## Objective
Here are some entries; quote each one exactly.

>> BEGIN Records shown

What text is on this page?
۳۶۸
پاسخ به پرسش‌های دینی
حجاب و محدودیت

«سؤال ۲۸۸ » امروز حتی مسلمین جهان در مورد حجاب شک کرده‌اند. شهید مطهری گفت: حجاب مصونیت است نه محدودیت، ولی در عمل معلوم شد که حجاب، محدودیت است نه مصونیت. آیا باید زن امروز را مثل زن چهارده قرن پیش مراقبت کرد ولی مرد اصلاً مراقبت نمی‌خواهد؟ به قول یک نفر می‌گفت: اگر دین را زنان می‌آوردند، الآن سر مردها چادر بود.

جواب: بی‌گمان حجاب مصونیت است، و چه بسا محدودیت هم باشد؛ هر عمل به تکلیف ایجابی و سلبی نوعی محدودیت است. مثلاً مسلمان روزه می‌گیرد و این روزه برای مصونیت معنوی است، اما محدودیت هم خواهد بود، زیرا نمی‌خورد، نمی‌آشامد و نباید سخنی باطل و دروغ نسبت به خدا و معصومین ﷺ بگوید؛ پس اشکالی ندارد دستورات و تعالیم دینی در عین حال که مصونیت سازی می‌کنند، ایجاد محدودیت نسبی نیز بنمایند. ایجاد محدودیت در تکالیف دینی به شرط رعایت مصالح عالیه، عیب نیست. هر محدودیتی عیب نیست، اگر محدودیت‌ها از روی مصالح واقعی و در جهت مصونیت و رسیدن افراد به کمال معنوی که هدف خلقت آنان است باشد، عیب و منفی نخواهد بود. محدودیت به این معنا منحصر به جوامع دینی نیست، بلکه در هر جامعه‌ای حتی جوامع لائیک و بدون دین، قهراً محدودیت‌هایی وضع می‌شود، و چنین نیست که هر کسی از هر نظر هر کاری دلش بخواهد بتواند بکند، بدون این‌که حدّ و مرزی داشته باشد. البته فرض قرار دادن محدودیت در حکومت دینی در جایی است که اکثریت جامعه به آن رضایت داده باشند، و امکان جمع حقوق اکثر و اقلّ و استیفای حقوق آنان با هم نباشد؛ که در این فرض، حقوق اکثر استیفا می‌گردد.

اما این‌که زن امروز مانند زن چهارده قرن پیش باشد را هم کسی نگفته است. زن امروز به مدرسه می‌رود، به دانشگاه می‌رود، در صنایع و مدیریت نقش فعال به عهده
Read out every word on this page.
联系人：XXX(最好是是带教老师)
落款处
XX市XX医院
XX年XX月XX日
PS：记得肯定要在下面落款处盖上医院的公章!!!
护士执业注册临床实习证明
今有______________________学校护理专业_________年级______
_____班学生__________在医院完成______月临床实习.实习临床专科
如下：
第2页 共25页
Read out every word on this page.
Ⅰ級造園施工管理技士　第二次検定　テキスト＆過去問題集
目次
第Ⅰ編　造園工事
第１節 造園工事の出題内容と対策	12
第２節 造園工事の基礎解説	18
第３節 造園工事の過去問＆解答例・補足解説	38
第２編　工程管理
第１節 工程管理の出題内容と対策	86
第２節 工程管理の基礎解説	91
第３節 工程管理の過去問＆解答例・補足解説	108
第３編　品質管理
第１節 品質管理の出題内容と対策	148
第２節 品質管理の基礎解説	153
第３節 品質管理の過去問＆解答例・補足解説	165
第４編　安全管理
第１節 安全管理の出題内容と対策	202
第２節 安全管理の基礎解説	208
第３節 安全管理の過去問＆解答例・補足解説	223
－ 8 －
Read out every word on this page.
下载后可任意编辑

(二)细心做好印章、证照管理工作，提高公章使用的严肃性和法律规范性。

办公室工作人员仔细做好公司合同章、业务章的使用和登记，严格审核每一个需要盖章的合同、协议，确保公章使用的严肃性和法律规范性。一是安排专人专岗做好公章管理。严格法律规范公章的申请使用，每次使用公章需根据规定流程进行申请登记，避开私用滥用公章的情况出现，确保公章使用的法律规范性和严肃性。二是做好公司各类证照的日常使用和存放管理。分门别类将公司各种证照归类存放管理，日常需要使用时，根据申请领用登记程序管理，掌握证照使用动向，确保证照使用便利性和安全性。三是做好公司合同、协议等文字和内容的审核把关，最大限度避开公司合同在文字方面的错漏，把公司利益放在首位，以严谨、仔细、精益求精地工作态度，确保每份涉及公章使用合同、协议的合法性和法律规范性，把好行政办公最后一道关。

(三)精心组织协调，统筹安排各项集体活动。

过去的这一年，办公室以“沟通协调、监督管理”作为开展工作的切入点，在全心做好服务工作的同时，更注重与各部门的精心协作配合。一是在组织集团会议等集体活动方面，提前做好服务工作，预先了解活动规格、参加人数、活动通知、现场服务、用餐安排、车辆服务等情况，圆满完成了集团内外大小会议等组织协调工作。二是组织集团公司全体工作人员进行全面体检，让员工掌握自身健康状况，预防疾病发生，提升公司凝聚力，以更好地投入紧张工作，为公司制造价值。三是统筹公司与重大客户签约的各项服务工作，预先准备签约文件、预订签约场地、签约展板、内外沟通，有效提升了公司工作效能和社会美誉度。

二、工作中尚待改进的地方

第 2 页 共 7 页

>> END Records shown

## Solution for this problem
What text is on this page?
۳۶۸
پاسخ به پرسش‌های دینی
حجاب و محدودیت

«سؤال ۲۸۸ » امروز حتی مسلمین جهان در مورد حجاب شک کرده‌اند. شهید مطهری گفت: حجاب مصونیت است نه محدودیت، ولی در عمل معلوم شد که حجاب، محدودیت است نه مصونیت. آیا باید زن امروز را مثل زن چهارده قرن پیش مراقبت کرد ولی مرد اصلاً مراقبت نمی‌خواهد؟ به قول یک نفر می‌گفت: اگر دین را زنان می‌آوردند، الآن سر مردها چادر بود.

جواب: بی‌گمان حجاب مصونیت است، و چه بسا محدودیت هم باشد؛ هر عمل به تکلیف ایجابی و سلبی نوعی محدودیت است. مثلاً مسلمان روزه می‌گیرد و این روزه برای مصونیت معنوی است، اما محدودیت هم خواهد بود، زیرا نمی‌خورد، نمی‌آشامد و نباید سخنی باطل و دروغ نسبت به خدا و معصومین ﷺ بگوید؛ پس اشکالی ندارد دستورات و تعالیم دینی در عین حال که مصونیت سازی می‌کنند، ایجاد محدودیت نسبی نیز بنمایند. ایجاد محدودیت در تکالیف دینی به شرط رعایت مصالح عالیه، عیب نیست. هر محدودیتی عیب نیست، اگر محدودیت‌ها از روی مصالح واقعی و در جهت مصونیت و رسیدن افراد به کمال معنوی که هدف خلقت آنان است باشد، عیب و منفی نخواهد بود. محدودیت به این معنا منحصر به جوامع دینی نیست، بلکه در هر جامعه‌ای حتی جوامع لائیک و بدون دین، قهراً محدودیت‌هایی وضع می‌شود، و چنین نیست که هر کسی از هر نظر هر کاری دلش بخواهد بتواند بکند، بدون این‌که حدّ و مرزی داشته باشد. البته فرض قرار دادن محدودیت در حکومت دینی در جایی است که اکثریت جامعه به آن رضایت داده باشند، و امکان جمع حقوق اکثر و اقلّ و استیفای حقوق آنان با هم نباشد؛ که در این فرض، حقوق اکثر استیفا می‌گردد.

اما این‌که زن امروز مانند زن چهارده قرن پیش باشد را هم کسی نگفته است. زن امروز به مدرسه می‌رود، به دانشگاه می‌رود، در صنایع و مدیریت نقش فعال به عهده
Read out every word on this page.
联系人：XXX(最好是是带教老师)
落款处
XX市XX医院
XX年XX月XX日
PS：记得肯定要在下面落款处盖上医院的公章!!!
护士执业注册临床实习证明
今有______________________学校护理专业_________年级______
_____班学生__________在医院完成______月临床实习.实习临床专科
如下：
第2页 共25页
Read out every word on this page.
Ⅰ級造園施工管理技士　第二次検定　テキスト＆過去問題集
目次
第Ⅰ編　造園工事
第１節 造園工事の出題内容と対策	12
第２節 造園工事の基礎解説	18
第３節 造園工事の過去問＆解答例・補足解説	38
第２編　工程管理
第１節 工程管理の出題内容と対策	86
第２節 工程管理の基礎解説	91
第３節 工程管理の過去問＆解答例・補足解説	108
第３編　品質管理
第１節 品質管理の出題内容と対策	148
第２節 品質管理の基礎解説	153
第３節 品質管理の過去問＆解答例・補足解説	165
第４編　安全管理
第１節 安全管理の出題内容と対策	202
第２節 安全管理の基礎解説	208
第３節 安全管理の過去問＆解答例・補足解説	223
－ 8 －
Read out every word on this page.
下载后可任意编辑

(二)细心做好印章、证照管理工作，提高公章使用的严肃性和法律规范性。

办公室工作人员仔细做好公司合同章、业务章的使用和登记，严格审核每一个需要盖章的合同、协议，确保公章使用的严肃性和法律规范性。一是安排专人专岗做好公章管理。严格法律规范公章的申请使用，每次使用公章需根据规定流程进行申请登记，避开私用滥用公章的情况出现，确保公章使用的法律规范性和严肃性。二是做好公司各类证照的日常使用和存放管理。分门别类将公司各种证照归类存放管理，日常需要使用时，根据申请领用登记程序管理，掌握证照使用动向，确保证照使用便利性和安全性。三是做好公司合同、协议等文字和内容的审核把关，最大限度避开公司合同在文字方面的错漏，把公司利益放在首位，以严谨、仔细、精益求精地工作态度，确保每份涉及公章使用合同、协议的合法性和法律规范性，把好行政办公最后一道关。

(三)精心组织协调，统筹安排各项集体活动。

过去的这一年，办公室以“沟通协调、监督管理”作为开展工作的切入点，在全心做好服务工作的同时，更注重与各部门的精心协作配合。一是在组织集团会议等集体活动方面，提前做好服务工作，预先了解活动规格、参加人数、活动通知、现场服务、用餐安排、车辆服务等情况，圆满完成了集团内外大小会议等组织协调工作。二是组织集团公司全体工作人员进行全面体检，让员工掌握自身健康状况，预防疾病发生，提升公司凝聚力，以更好地投入紧张工作，为公司制造价值。三是统筹公司与重大客户签约的各项服务工作，预先准备签约文件、预订签约场地、签约展板、内外沟通，有效提升了公司工作效能和社会美誉度。

二、工作中尚待改进的地方

第 2 页 共 7 页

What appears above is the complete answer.